WORK TO COMPLETE:
Show every line in the entries below where the word "Niska" appears.
** Begin DATA SUPPLIED **
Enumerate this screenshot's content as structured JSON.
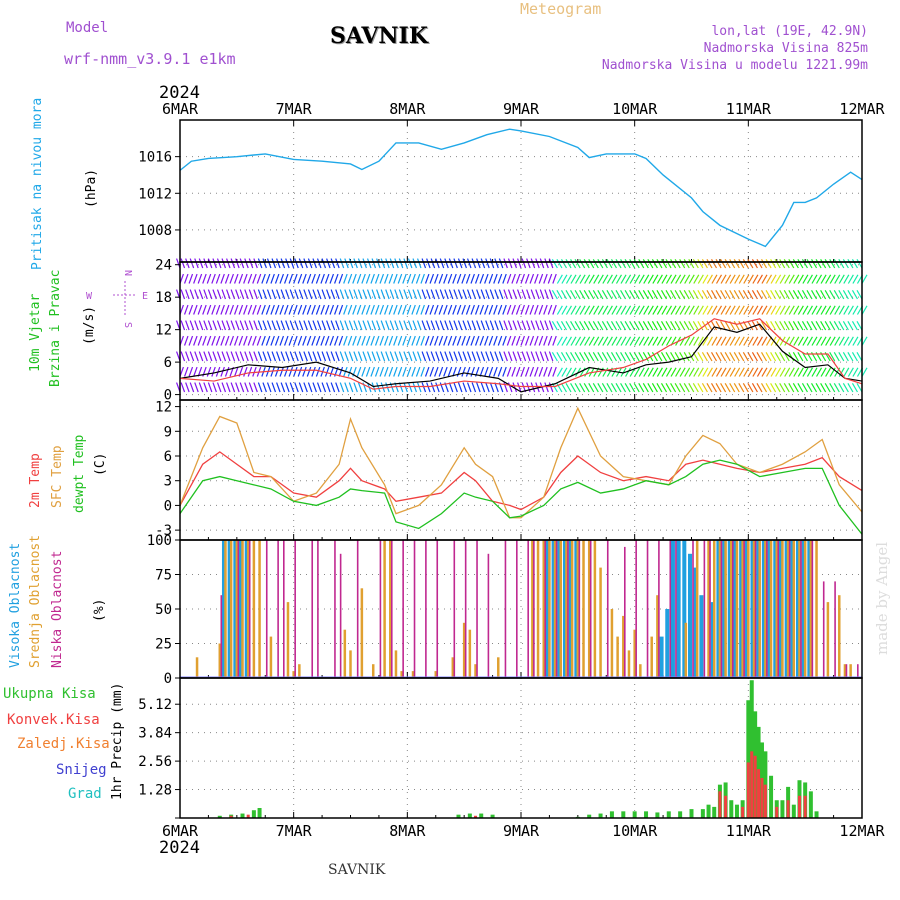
{
  "header": {
    "model_label": "Model",
    "model_name": "wrf-nmm_v3.9.1 e1km",
    "title": "SAVNIK",
    "meteogram": "Meteogram",
    "lonlat": "lon,lat (19E, 42.9N)",
    "elevation": "Nadmorska Visina 825m",
    "model_elevation": "Nadmorska Visina u modelu 1221.99m",
    "year_top": "2024",
    "year_bottom": "2024",
    "footer": "SAVNIK",
    "watermark": "made by Angel"
  },
  "colors": {
    "pressure": "#20a8e8",
    "temp2m": "#f04040",
    "sfctemp": "#e0a040",
    "dewpt": "#20c020",
    "high_cloud": "#20a0e0",
    "mid_cloud": "#e0a030",
    "low_cloud": "#c02890",
    "total_precip": "#30c030",
    "conv_precip": "#f04040",
    "frz_precip": "#f08030",
    "snow": "#4040d0",
    "graupel": "#20c0c0"
  },
  "chart_data": [
    {
      "type": "line",
      "panel": "pressure",
      "ylabel_left": "Pritisak na nivou mora",
      "ylabel_unit": "(hPa)",
      "x_ticks": [
        "6MAR",
        "7MAR",
        "8MAR",
        "9MAR",
        "10MAR",
        "11MAR",
        "12MAR"
      ],
      "y_ticks": [
        1008,
        1012,
        1016
      ],
      "ylim": [
        1004.5,
        1020
      ],
      "x": [
        0,
        0.1,
        0.25,
        0.5,
        0.75,
        1.0,
        1.25,
        1.5,
        1.6,
        1.75,
        1.9,
        2.1,
        2.3,
        2.5,
        2.7,
        2.9,
        3.0,
        3.25,
        3.5,
        3.6,
        3.75,
        4.0,
        4.1,
        4.25,
        4.5,
        4.6,
        4.75,
        5.0,
        5.15,
        5.3,
        5.4,
        5.5,
        5.6,
        5.75,
        5.9,
        6.0
      ],
      "y": [
        1014.5,
        1015.5,
        1015.8,
        1016.0,
        1016.3,
        1015.7,
        1015.5,
        1015.2,
        1014.6,
        1015.5,
        1017.5,
        1017.5,
        1016.8,
        1017.5,
        1018.4,
        1019.0,
        1018.8,
        1018.2,
        1017.0,
        1015.9,
        1016.3,
        1016.3,
        1015.8,
        1014.0,
        1011.5,
        1010.0,
        1008.5,
        1007.0,
        1006.2,
        1008.5,
        1011.0,
        1011.0,
        1011.5,
        1013.0,
        1014.3,
        1013.5
      ]
    },
    {
      "type": "line",
      "panel": "wind",
      "ylabel_left": "10m Vjetar Brzina i Pravac",
      "ylabel_unit": "(m/s)",
      "compass": [
        "N",
        "E",
        "S",
        "W"
      ],
      "y_ticks": [
        0,
        6,
        12,
        18,
        24
      ],
      "ylim": [
        -1,
        24.5
      ],
      "series": [
        {
          "name": "speed",
          "x": [
            0,
            0.3,
            0.6,
            0.9,
            1.2,
            1.5,
            1.7,
            1.9,
            2.2,
            2.5,
            2.8,
            3.0,
            3.3,
            3.6,
            3.9,
            4.1,
            4.3,
            4.5,
            4.7,
            4.9,
            5.1,
            5.3,
            5.5,
            5.7,
            5.85,
            6.0
          ],
          "values": [
            3.0,
            4.0,
            5.5,
            5.0,
            6.0,
            4.0,
            1.5,
            2.0,
            2.5,
            4.0,
            3.0,
            0.5,
            2.0,
            5.0,
            4.0,
            5.5,
            6.0,
            7.0,
            12.5,
            11.5,
            13.0,
            8.0,
            5.0,
            5.5,
            3.0,
            2.5
          ]
        },
        {
          "name": "gust",
          "x": [
            0,
            0.3,
            0.6,
            0.9,
            1.2,
            1.5,
            1.7,
            1.9,
            2.2,
            2.5,
            2.8,
            3.0,
            3.3,
            3.6,
            3.9,
            4.1,
            4.3,
            4.5,
            4.7,
            4.9,
            5.1,
            5.3,
            5.5,
            5.7,
            5.85,
            6.0
          ],
          "values": [
            3.0,
            2.5,
            4.0,
            4.5,
            4.5,
            3.0,
            1.0,
            1.5,
            1.5,
            2.5,
            2.0,
            1.5,
            1.5,
            4.0,
            5.0,
            6.5,
            9.0,
            11.0,
            14.0,
            13.0,
            14.0,
            10.0,
            7.5,
            7.5,
            3.0,
            2.0
          ]
        }
      ]
    },
    {
      "type": "line",
      "panel": "temperature",
      "ylabel_left": [
        "2m Temp",
        "SFC Temp",
        "dewpt Temp"
      ],
      "ylabel_unit": "(C)",
      "y_ticks": [
        -3,
        0,
        3,
        6,
        9,
        12
      ],
      "ylim": [
        -4.2,
        12.8
      ],
      "x": [
        0,
        0.2,
        0.35,
        0.5,
        0.65,
        0.8,
        1.0,
        1.2,
        1.4,
        1.5,
        1.6,
        1.8,
        1.9,
        2.1,
        2.3,
        2.5,
        2.6,
        2.75,
        2.9,
        3.0,
        3.2,
        3.35,
        3.5,
        3.7,
        3.9,
        4.1,
        4.3,
        4.45,
        4.6,
        4.75,
        4.9,
        5.1,
        5.3,
        5.5,
        5.65,
        5.8,
        6.0
      ],
      "series": [
        {
          "name": "2m Temp",
          "values": [
            0.0,
            5.0,
            6.5,
            5.0,
            3.5,
            3.5,
            1.5,
            1.0,
            3.0,
            4.5,
            3.0,
            2.0,
            0.5,
            1.0,
            1.5,
            4.0,
            3.0,
            0.5,
            0.0,
            -0.5,
            1.0,
            4.0,
            6.0,
            4.0,
            3.0,
            3.5,
            3.0,
            5.0,
            5.5,
            5.0,
            4.5,
            4.0,
            4.5,
            5.0,
            5.8,
            3.5,
            1.8
          ]
        },
        {
          "name": "SFC Temp",
          "values": [
            0.0,
            7.0,
            10.8,
            10.0,
            4.0,
            3.5,
            0.5,
            1.5,
            5.0,
            10.5,
            7.0,
            2.5,
            -1.0,
            0.0,
            2.5,
            7.0,
            5.0,
            3.5,
            -1.5,
            -1.5,
            1.0,
            7.0,
            11.8,
            6.0,
            3.5,
            3.0,
            2.5,
            6.0,
            8.5,
            7.5,
            5.0,
            4.0,
            5.0,
            6.5,
            8.0,
            2.5,
            -0.8
          ]
        },
        {
          "name": "dewpt Temp",
          "values": [
            -1.0,
            3.0,
            3.5,
            3.0,
            2.5,
            2.0,
            0.5,
            0.0,
            1.0,
            2.0,
            1.8,
            1.5,
            -2.0,
            -2.8,
            -1.0,
            1.5,
            1.0,
            0.5,
            -1.5,
            -1.3,
            0.0,
            2.0,
            2.8,
            1.5,
            2.0,
            3.0,
            2.5,
            3.5,
            5.0,
            5.5,
            5.0,
            3.5,
            4.0,
            4.5,
            4.5,
            0.0,
            -3.5
          ]
        }
      ]
    },
    {
      "type": "bar",
      "panel": "clouds",
      "ylabel_left": [
        "Visoka Oblacnost",
        "Srednja Oblacnost",
        "Niska Oblacnost"
      ],
      "ylabel_unit": "(%)",
      "y_ticks": [
        0,
        25,
        50,
        75,
        100
      ],
      "ylim": [
        0,
        100
      ],
      "series": [
        {
          "name": "Visoka Oblacnost",
          "x": [
            0.4,
            0.45,
            0.5,
            0.55,
            0.6,
            3.25,
            3.3,
            3.35,
            3.4,
            3.45,
            3.5,
            4.25,
            4.3,
            4.35,
            4.4,
            4.45,
            4.5,
            4.55,
            4.6,
            4.7,
            4.75,
            4.8,
            4.85,
            4.9,
            4.95,
            5.0,
            5.05,
            5.1,
            5.15,
            5.2,
            5.25,
            5.3,
            5.35,
            5.4,
            5.45,
            5.5,
            5.55
          ],
          "values": [
            100,
            100,
            100,
            100,
            100,
            100,
            100,
            100,
            100,
            100,
            100,
            30,
            50,
            100,
            100,
            100,
            90,
            80,
            60,
            55,
            100,
            100,
            100,
            100,
            100,
            100,
            100,
            100,
            100,
            100,
            100,
            100,
            100,
            100,
            100,
            100,
            100
          ]
        },
        {
          "name": "Srednja Oblacnost",
          "x": [
            0.15,
            0.35,
            0.4,
            0.45,
            0.5,
            0.55,
            0.6,
            0.65,
            0.7,
            0.8,
            0.95,
            1.0,
            1.05,
            1.45,
            1.5,
            1.6,
            1.7,
            1.8,
            1.85,
            1.9,
            1.95,
            2.05,
            2.25,
            2.4,
            2.5,
            2.55,
            2.6,
            2.8,
            3.1,
            3.15,
            3.2,
            3.25,
            3.3,
            3.35,
            3.4,
            3.45,
            3.5,
            3.55,
            3.6,
            3.65,
            3.7,
            3.8,
            3.85,
            3.9,
            3.95,
            4.0,
            4.05,
            4.15,
            4.2,
            4.45,
            4.55,
            4.65,
            4.7,
            4.75,
            4.8,
            4.85,
            4.9,
            4.95,
            5.0,
            5.05,
            5.1,
            5.15,
            5.2,
            5.25,
            5.3,
            5.35,
            5.4,
            5.45,
            5.5,
            5.55,
            5.6,
            5.7,
            5.8,
            5.85,
            5.9
          ],
          "values": [
            15,
            25,
            100,
            100,
            100,
            100,
            100,
            100,
            100,
            30,
            55,
            5,
            10,
            35,
            20,
            65,
            10,
            100,
            100,
            20,
            5,
            5,
            5,
            15,
            40,
            35,
            10,
            15,
            100,
            100,
            100,
            100,
            100,
            100,
            100,
            100,
            100,
            100,
            100,
            100,
            80,
            50,
            30,
            45,
            20,
            35,
            10,
            30,
            60,
            40,
            100,
            100,
            100,
            100,
            100,
            100,
            100,
            100,
            100,
            100,
            100,
            100,
            100,
            100,
            100,
            100,
            100,
            100,
            100,
            100,
            100,
            55,
            60,
            10,
            10
          ]
        },
        {
          "name": "Niska Oblacnost",
          "x": [
            0.35,
            0.5,
            0.6,
            0.75,
            0.85,
            0.9,
            1.0,
            1.15,
            1.2,
            1.35,
            1.4,
            1.55,
            1.75,
            1.85,
            1.95,
            2.05,
            2.15,
            2.25,
            2.4,
            2.5,
            2.6,
            2.7,
            2.85,
            2.95,
            3.05,
            3.1,
            3.2,
            3.3,
            3.4,
            3.5,
            3.6,
            3.75,
            3.9,
            4.0,
            4.1,
            4.2,
            4.3,
            4.35,
            4.5,
            4.6,
            4.65,
            4.75,
            4.85,
            4.95,
            5.05,
            5.15,
            5.25,
            5.35,
            5.45,
            5.55,
            5.65,
            5.75,
            5.85,
            5.95
          ],
          "values": [
            60,
            100,
            100,
            100,
            100,
            100,
            100,
            100,
            100,
            100,
            90,
            100,
            100,
            100,
            100,
            100,
            100,
            100,
            100,
            100,
            100,
            90,
            100,
            100,
            100,
            100,
            100,
            100,
            100,
            100,
            100,
            100,
            95,
            100,
            100,
            100,
            100,
            100,
            100,
            100,
            100,
            100,
            100,
            100,
            100,
            100,
            100,
            100,
            100,
            100,
            70,
            70,
            10,
            10
          ]
        }
      ]
    },
    {
      "type": "bar",
      "panel": "precipitation",
      "ylabel_left": [
        "Ukupna Kisa",
        "Konvek.Kisa",
        "Zaledj.Kisa",
        "Snijeg",
        "Grad"
      ],
      "ylabel_unit": "1hr Precip (mm)",
      "y_ticks": [
        0,
        1.28,
        2.56,
        3.84,
        5.12
      ],
      "ylim": [
        0,
        6.3
      ],
      "series": [
        {
          "name": "Ukupna Kisa",
          "x": [
            0.35,
            0.45,
            0.55,
            0.65,
            0.7,
            2.45,
            2.55,
            2.65,
            2.75,
            3.5,
            3.6,
            3.7,
            3.8,
            3.9,
            4.0,
            4.1,
            4.2,
            4.3,
            4.4,
            4.5,
            4.6,
            4.65,
            4.7,
            4.75,
            4.8,
            4.85,
            4.9,
            4.95,
            5.0,
            5.03,
            5.06,
            5.09,
            5.12,
            5.15,
            5.2,
            5.25,
            5.3,
            5.35,
            5.4,
            5.45,
            5.5,
            5.55,
            5.6
          ],
          "values": [
            0.1,
            0.15,
            0.2,
            0.35,
            0.45,
            0.15,
            0.2,
            0.2,
            0.15,
            0.05,
            0.15,
            0.2,
            0.3,
            0.3,
            0.3,
            0.3,
            0.25,
            0.3,
            0.3,
            0.4,
            0.4,
            0.6,
            0.5,
            1.5,
            1.6,
            0.8,
            0.6,
            0.8,
            5.3,
            6.2,
            4.8,
            4.1,
            3.4,
            3.0,
            1.9,
            0.8,
            0.8,
            1.4,
            0.6,
            1.7,
            1.6,
            1.2,
            0.3
          ]
        },
        {
          "name": "Konvek.Kisa",
          "x": [
            0.45,
            0.6,
            2.6,
            4.75,
            4.8,
            4.95,
            5.0,
            5.03,
            5.06,
            5.09,
            5.12,
            5.15,
            5.25,
            5.35,
            5.45,
            5.5
          ],
          "values": [
            0.1,
            0.15,
            0.1,
            1.2,
            1.0,
            0.5,
            2.5,
            3.0,
            2.8,
            2.2,
            1.8,
            1.5,
            0.5,
            0.8,
            1.0,
            1.0
          ]
        }
      ]
    }
  ]
}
** End DATA SUPPLIED **
SOLUTION TO THE PROBLEM:
        "Niska Oblacnost"
          "name": "Niska Oblacnost",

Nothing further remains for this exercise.